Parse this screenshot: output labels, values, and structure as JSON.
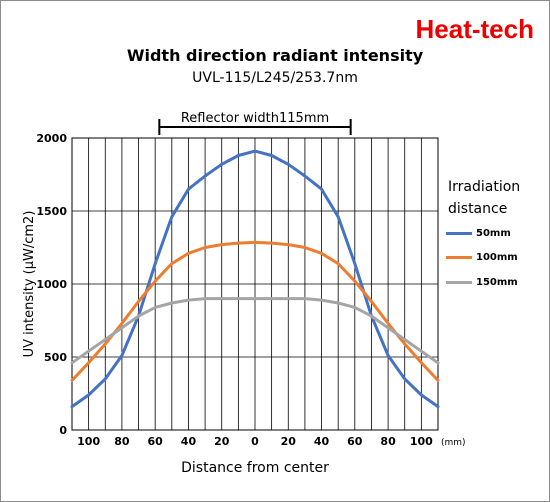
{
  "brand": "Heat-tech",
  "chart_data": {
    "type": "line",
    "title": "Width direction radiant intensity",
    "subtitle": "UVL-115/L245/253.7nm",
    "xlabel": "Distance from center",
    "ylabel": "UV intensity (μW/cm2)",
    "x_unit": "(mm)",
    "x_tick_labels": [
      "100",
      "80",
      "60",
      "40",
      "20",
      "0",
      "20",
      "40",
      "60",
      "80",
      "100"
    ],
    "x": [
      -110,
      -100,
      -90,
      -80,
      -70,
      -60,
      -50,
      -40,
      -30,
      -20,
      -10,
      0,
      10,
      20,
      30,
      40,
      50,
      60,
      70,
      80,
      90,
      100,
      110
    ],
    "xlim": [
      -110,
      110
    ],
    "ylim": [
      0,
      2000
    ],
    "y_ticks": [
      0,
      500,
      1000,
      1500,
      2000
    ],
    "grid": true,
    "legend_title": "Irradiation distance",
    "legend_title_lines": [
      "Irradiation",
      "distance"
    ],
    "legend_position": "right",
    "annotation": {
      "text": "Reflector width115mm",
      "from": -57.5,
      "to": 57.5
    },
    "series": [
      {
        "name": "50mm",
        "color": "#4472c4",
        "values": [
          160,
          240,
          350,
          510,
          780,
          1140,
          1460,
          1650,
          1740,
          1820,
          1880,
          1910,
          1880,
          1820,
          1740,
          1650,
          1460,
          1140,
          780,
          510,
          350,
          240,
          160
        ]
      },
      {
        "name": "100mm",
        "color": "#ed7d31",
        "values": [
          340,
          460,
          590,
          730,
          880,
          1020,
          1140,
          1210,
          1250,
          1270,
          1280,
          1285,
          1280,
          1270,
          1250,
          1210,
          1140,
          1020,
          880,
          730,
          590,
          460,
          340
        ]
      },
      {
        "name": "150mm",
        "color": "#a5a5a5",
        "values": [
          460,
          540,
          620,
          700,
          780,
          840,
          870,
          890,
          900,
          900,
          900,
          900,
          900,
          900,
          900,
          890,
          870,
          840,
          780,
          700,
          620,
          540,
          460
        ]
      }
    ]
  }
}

_ _ _ _ _ _ _

Search the entries for the string "Irradiation" and collect each line that has it.

    "legend_title": "Irradiation distance",
      "Irradiation",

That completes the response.